◆ **PROVIDED RECORDS**:
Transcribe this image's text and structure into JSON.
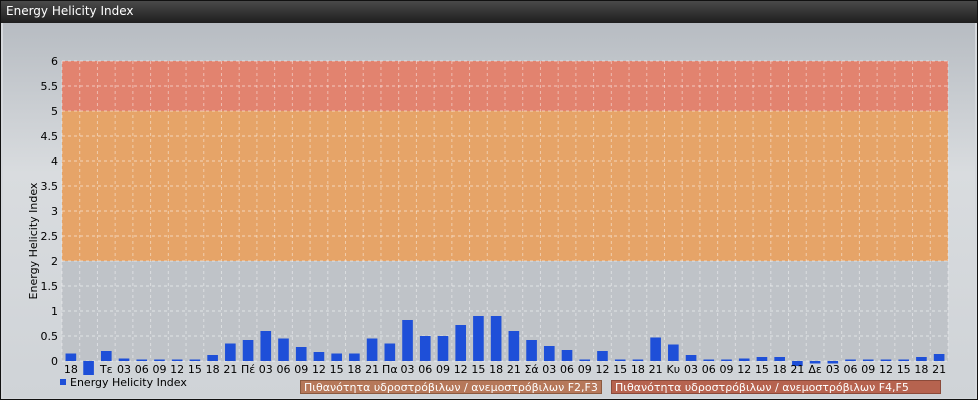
{
  "window": {
    "title": "Energy Helicity Index"
  },
  "colors": {
    "bar": "#1e4fd8",
    "band_low": "#bfc3c8",
    "band_mid": "#e6a468",
    "band_high": "#e2836f",
    "box_f2f3": "#b6785a",
    "box_f4f5": "#b6634f"
  },
  "chart_data": {
    "type": "bar",
    "title": "",
    "xlabel": "",
    "ylabel": "Energy Helicity Index",
    "ylim": [
      -0.25,
      6
    ],
    "yticks": [
      "0",
      "0.5",
      "1",
      "1.5",
      "2",
      "2.5",
      "3",
      "3.5",
      "4",
      "4.5",
      "5",
      "5.5",
      "6"
    ],
    "grid": true,
    "legend_placement": "bottom-left",
    "bands": [
      {
        "from": 0,
        "to": 2,
        "color": "band_low"
      },
      {
        "from": 2,
        "to": 5,
        "color": "band_mid"
      },
      {
        "from": 5,
        "to": 6,
        "color": "band_high"
      }
    ],
    "categories": [
      "18",
      "21",
      "Τε",
      "03",
      "06",
      "09",
      "12",
      "15",
      "18",
      "21",
      "Πέ",
      "03",
      "06",
      "09",
      "12",
      "15",
      "18",
      "21",
      "Πα",
      "03",
      "06",
      "09",
      "12",
      "15",
      "18",
      "21",
      "Σά",
      "03",
      "06",
      "09",
      "12",
      "15",
      "18",
      "21",
      "Κυ",
      "03",
      "06",
      "09",
      "12",
      "15",
      "18",
      "21",
      "Δε",
      "03",
      "06",
      "09",
      "12",
      "15",
      "18",
      "21"
    ],
    "xtick_labels": [
      "18",
      "",
      "Τε",
      "03",
      "06",
      "09",
      "12",
      "15",
      "18",
      "21",
      "Πέ",
      "03",
      "06",
      "09",
      "12",
      "15",
      "18",
      "21",
      "Πα",
      "03",
      "06",
      "09",
      "12",
      "15",
      "18",
      "21",
      "Σά",
      "03",
      "06",
      "09",
      "12",
      "15",
      "18",
      "21",
      "Κυ",
      "03",
      "06",
      "09",
      "12",
      "15",
      "18",
      "21",
      "Δε",
      "03",
      "06",
      "09",
      "12",
      "15",
      "18",
      "21"
    ],
    "series": [
      {
        "name": "Energy Helicity Index",
        "values": [
          0.15,
          -0.28,
          0.2,
          0.05,
          0.03,
          0.03,
          0.03,
          0.03,
          0.12,
          0.35,
          0.42,
          0.6,
          0.45,
          0.28,
          0.18,
          0.15,
          0.15,
          0.45,
          0.35,
          0.82,
          0.5,
          0.5,
          0.72,
          0.9,
          0.9,
          0.6,
          0.42,
          0.3,
          0.22,
          0.03,
          0.2,
          0.03,
          0.03,
          0.47,
          0.33,
          0.12,
          0.03,
          0.03,
          0.05,
          0.08,
          0.08,
          -0.1,
          -0.05,
          -0.05,
          0.03,
          0.03,
          0.03,
          0.03,
          0.08,
          0.14
        ]
      }
    ],
    "legend": "Energy Helicity Index",
    "annotations": [
      {
        "label": "Πιθανότητα υδροστρόβιλων / ανεμοστρόβιλων F2,F3",
        "color": "box_f2f3"
      },
      {
        "label": "Πιθανότητα υδροστρόβιλων / ανεμοστρόβιλων F4,F5",
        "color": "box_f4f5"
      }
    ]
  }
}
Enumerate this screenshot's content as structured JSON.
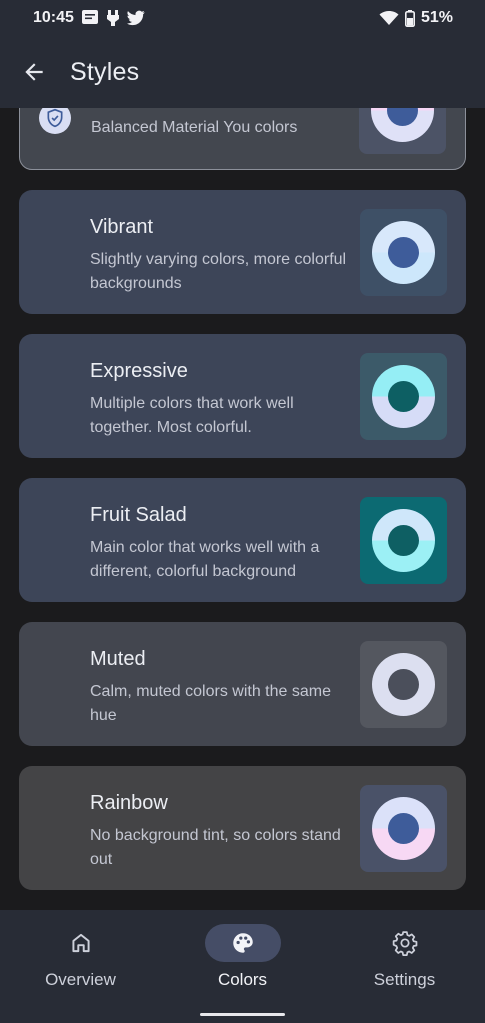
{
  "status_bar": {
    "time": "10:45",
    "battery_text": "51%",
    "icons": [
      "message-icon",
      "usb-icon",
      "twitter-icon",
      "wifi-icon",
      "battery-icon"
    ]
  },
  "app_bar": {
    "title": "Styles",
    "back_icon": "arrow-back-icon"
  },
  "styles": [
    {
      "name": "tonal-spot",
      "title": "",
      "description": "Balanced Material You colors",
      "selected": true,
      "swatch": {
        "bg": "#4c5366",
        "top": "#f6d6f5",
        "bottom": "#dfe1f7",
        "center": "#3e5c9a"
      }
    },
    {
      "name": "vibrant",
      "title": "Vibrant",
      "description": "Slightly varying colors, more colorful backgrounds",
      "selected": false,
      "swatch": {
        "bg": "#3e5066",
        "top": "#d8e8fb",
        "bottom": "#cde7fb",
        "center": "#3e5c9a"
      }
    },
    {
      "name": "expressive",
      "title": "Expressive",
      "description": "Multiple colors that work well together. Most colorful.",
      "selected": false,
      "swatch": {
        "bg": "#3c5a69",
        "top": "#95eef5",
        "bottom": "#d6dcf7",
        "center": "#0d5f63"
      }
    },
    {
      "name": "fruit-salad",
      "title": "Fruit Salad",
      "description": "Main color that works well with a different, colorful background",
      "selected": false,
      "swatch": {
        "bg": "#0c6a72",
        "top": "#cfe7fa",
        "bottom": "#9cf0f5",
        "center": "#0e5f63"
      }
    },
    {
      "name": "muted",
      "title": "Muted",
      "description": "Calm, muted colors with the same hue",
      "selected": false,
      "swatch": {
        "bg": "#54575f",
        "top": "#dcdff0",
        "bottom": "#dcdff0",
        "center": "#4b4f5b"
      }
    },
    {
      "name": "rainbow",
      "title": "Rainbow",
      "description": "No background tint, so colors stand out",
      "selected": false,
      "swatch": {
        "bg": "#4a5268",
        "top": "#dbe1f9",
        "bottom": "#f7d8f4",
        "center": "#3e5c9a"
      }
    }
  ],
  "bottom_nav": {
    "items": [
      {
        "label": "Overview",
        "icon": "home-icon",
        "active": false
      },
      {
        "label": "Colors",
        "icon": "palette-icon",
        "active": true
      },
      {
        "label": "Settings",
        "icon": "gear-icon",
        "active": false
      }
    ]
  },
  "colors": {
    "background": "#1b1b1d",
    "surface": "#282c36",
    "selected_card": "#43474f",
    "selected_outline": "#8c909a",
    "active_pill": "#454d66"
  }
}
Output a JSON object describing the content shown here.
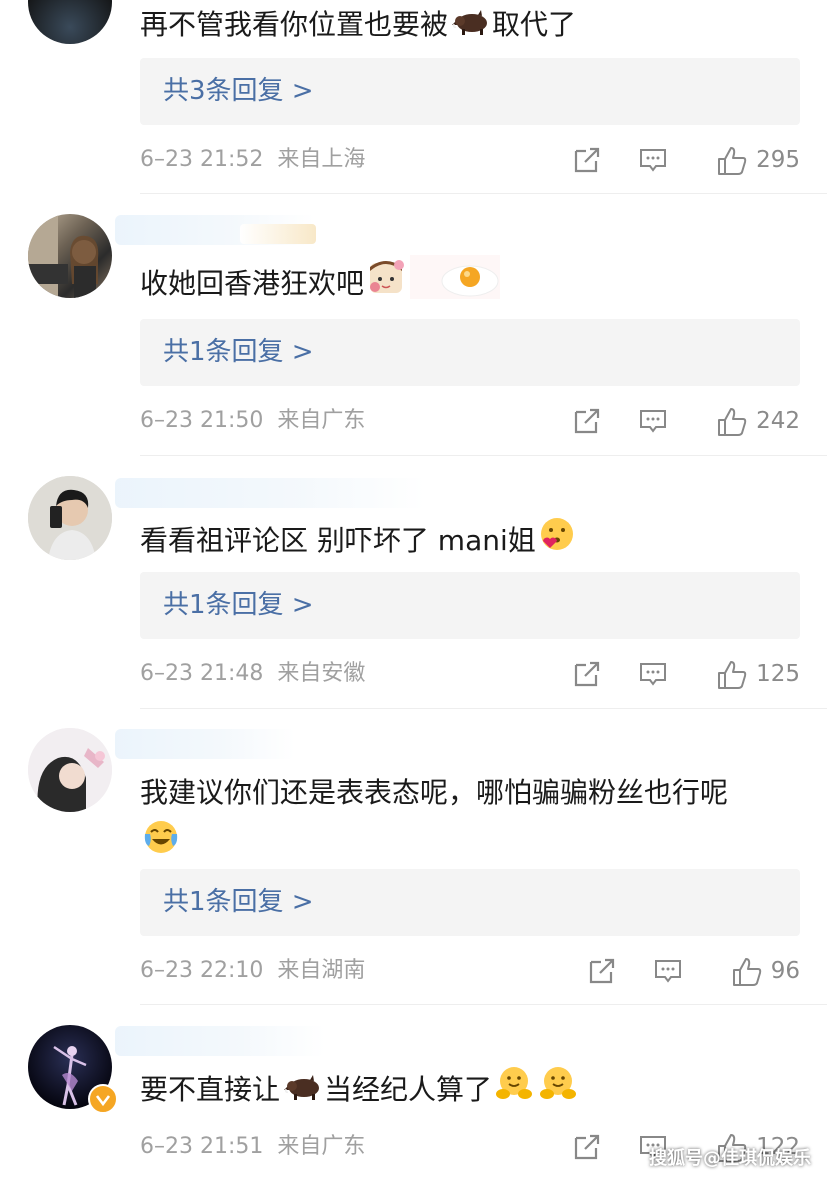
{
  "comments": [
    {
      "text": "再不管我看你位置也要被",
      "text_after": "取代了",
      "reply_label": "共3条回复 >",
      "time": "6–23 21:52",
      "location": "来自上海",
      "likes": "295"
    },
    {
      "text": "收她回香港狂欢吧",
      "text_after": "",
      "reply_label": "共1条回复 >",
      "time": "6–23 21:50",
      "location": "来自广东",
      "likes": "242"
    },
    {
      "text": "看看祖评论区 别吓坏了 mani姐",
      "text_after": "",
      "reply_label": "共1条回复 >",
      "time": "6–23 21:48",
      "location": "来自安徽",
      "likes": "125"
    },
    {
      "text": "我建议你们还是表表态呢，哪怕骗骗粉丝也行呢",
      "text_after": "",
      "reply_label": "共1条回复 >",
      "time": "6–23 22:10",
      "location": "来自湖南",
      "likes": "96"
    },
    {
      "text": "要不直接让",
      "text_after": "当经纪人算了",
      "reply_label": "",
      "time": "6–23 21:51",
      "location": "来自广东",
      "likes": "122"
    }
  ],
  "watermark": "搜狐号@佳琪侃娱乐",
  "icons": {
    "share": "share-icon",
    "comment": "comment-icon",
    "like": "thumb-up-icon"
  },
  "colors": {
    "reply_link": "#4a6fa5",
    "meta_text": "#a0a0a0",
    "reply_bg": "#f4f4f4"
  }
}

◆ **REQUIREMENTS**: From the listing, copy each line containing the word "that".

◆ **OUTPUT BELOW**:
      "description": "Multiple colors that work well together. Most colorful.",
      "description": "Main color that works well with a different, colorful background",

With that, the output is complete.